EXCERPTED RECORDS:
____

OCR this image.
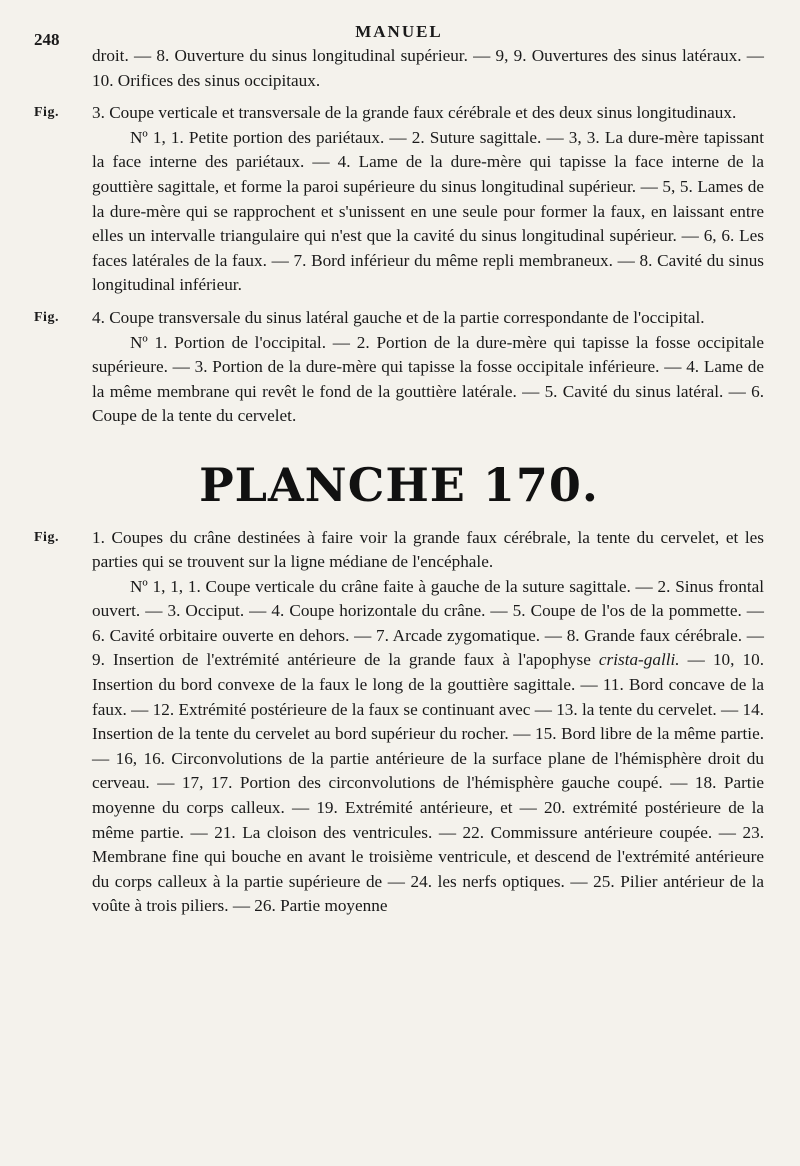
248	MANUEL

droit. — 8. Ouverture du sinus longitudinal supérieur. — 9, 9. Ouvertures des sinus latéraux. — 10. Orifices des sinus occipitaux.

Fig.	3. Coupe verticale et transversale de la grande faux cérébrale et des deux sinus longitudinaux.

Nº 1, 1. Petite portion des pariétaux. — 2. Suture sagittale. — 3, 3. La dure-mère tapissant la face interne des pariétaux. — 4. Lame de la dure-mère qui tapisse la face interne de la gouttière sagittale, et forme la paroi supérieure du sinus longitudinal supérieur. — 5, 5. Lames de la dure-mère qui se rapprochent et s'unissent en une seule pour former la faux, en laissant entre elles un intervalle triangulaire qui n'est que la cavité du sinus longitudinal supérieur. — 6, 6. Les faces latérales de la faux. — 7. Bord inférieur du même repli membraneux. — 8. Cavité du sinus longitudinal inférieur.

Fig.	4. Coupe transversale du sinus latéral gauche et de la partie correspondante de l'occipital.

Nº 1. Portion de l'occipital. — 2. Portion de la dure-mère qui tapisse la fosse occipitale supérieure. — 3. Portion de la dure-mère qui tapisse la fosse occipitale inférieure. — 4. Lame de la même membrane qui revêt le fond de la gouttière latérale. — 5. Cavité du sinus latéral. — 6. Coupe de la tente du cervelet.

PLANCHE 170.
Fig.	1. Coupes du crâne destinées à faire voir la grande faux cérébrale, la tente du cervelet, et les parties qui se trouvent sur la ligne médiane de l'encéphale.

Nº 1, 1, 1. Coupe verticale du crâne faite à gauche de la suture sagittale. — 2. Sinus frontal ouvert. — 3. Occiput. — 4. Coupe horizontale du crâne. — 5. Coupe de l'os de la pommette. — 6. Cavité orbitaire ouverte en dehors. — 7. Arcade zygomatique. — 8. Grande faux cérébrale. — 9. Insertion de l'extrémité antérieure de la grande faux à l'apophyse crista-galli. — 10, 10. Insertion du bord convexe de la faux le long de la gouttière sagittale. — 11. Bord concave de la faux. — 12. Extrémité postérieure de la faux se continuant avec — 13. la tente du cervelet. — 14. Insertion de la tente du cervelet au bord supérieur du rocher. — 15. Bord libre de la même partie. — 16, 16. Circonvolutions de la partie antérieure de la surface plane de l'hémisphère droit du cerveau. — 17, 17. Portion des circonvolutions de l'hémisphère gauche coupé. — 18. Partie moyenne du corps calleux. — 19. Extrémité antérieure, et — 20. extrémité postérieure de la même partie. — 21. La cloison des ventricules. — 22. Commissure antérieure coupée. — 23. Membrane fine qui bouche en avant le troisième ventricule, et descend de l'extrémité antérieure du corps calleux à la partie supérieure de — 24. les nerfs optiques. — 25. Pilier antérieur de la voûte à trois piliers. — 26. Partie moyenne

____

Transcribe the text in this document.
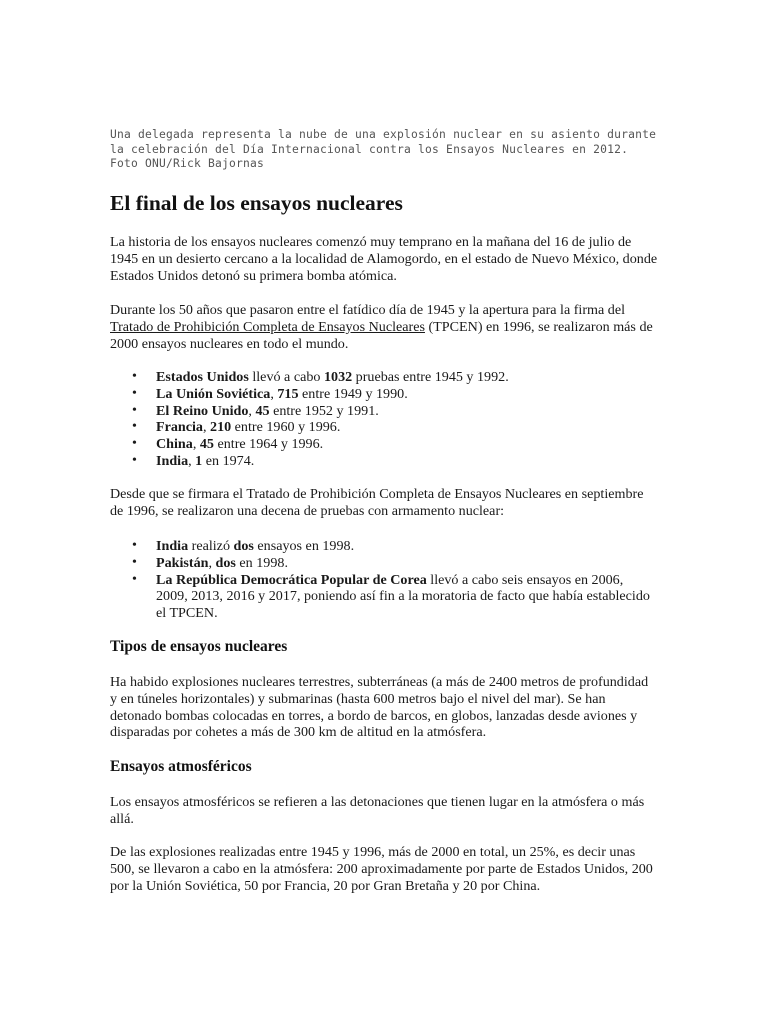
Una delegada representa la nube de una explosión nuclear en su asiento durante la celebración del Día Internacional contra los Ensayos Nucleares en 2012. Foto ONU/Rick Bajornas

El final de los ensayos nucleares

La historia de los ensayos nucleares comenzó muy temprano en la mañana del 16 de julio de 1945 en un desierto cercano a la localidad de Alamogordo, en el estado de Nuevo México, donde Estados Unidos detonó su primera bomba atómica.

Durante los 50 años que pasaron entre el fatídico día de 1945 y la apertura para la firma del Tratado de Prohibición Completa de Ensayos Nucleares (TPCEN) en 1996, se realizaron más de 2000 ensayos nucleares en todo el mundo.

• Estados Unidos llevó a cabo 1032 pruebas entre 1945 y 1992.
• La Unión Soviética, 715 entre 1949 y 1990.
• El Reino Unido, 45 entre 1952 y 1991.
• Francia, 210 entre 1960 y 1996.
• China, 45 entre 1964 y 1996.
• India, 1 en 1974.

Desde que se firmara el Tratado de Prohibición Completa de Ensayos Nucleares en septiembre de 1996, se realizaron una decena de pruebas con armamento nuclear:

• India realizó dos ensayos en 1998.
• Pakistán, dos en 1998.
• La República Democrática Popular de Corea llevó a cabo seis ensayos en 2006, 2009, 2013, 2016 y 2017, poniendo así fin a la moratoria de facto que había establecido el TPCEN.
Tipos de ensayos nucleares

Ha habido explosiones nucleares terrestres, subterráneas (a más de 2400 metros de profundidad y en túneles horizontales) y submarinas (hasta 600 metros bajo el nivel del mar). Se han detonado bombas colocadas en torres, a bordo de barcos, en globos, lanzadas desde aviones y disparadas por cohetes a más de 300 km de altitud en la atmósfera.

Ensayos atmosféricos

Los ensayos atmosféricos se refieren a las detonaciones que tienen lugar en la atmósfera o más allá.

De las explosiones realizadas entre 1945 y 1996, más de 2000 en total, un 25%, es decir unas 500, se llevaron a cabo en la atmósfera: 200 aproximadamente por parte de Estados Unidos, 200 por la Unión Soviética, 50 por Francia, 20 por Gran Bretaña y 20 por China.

____

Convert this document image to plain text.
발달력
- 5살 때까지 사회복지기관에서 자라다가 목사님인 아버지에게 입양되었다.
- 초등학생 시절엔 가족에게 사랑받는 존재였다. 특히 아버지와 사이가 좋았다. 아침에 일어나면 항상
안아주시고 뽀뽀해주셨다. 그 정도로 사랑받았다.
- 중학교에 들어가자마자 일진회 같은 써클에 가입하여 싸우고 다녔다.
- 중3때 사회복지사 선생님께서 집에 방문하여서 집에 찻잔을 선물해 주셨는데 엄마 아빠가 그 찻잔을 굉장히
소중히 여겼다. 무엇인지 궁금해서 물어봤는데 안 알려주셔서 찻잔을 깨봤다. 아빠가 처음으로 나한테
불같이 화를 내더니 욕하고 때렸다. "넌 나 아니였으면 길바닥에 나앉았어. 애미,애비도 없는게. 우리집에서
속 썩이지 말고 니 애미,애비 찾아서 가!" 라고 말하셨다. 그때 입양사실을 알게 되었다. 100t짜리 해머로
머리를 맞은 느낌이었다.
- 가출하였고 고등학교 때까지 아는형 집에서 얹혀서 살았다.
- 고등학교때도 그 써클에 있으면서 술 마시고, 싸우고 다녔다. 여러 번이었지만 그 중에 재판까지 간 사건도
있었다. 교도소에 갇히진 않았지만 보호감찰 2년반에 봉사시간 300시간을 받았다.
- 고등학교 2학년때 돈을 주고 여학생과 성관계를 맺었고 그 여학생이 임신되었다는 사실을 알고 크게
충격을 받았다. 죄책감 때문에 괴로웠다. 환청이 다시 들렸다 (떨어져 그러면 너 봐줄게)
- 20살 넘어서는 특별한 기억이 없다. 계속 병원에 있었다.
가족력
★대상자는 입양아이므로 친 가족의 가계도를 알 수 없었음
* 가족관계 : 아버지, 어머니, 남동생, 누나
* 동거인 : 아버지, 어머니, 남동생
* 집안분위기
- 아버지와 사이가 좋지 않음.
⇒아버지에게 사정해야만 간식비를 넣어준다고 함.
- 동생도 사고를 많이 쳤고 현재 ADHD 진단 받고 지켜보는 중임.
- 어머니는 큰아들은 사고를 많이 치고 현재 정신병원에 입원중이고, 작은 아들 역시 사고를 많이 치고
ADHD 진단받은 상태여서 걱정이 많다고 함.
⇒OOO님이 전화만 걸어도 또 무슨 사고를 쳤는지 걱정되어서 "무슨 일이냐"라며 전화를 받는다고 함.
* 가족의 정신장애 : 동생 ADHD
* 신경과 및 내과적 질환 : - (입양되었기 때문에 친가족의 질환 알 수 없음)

____

REQUIREMENT:
Above are several records. Count the lines among them that contain "Estados" and give only the total.

ANSWER IN FULL:
3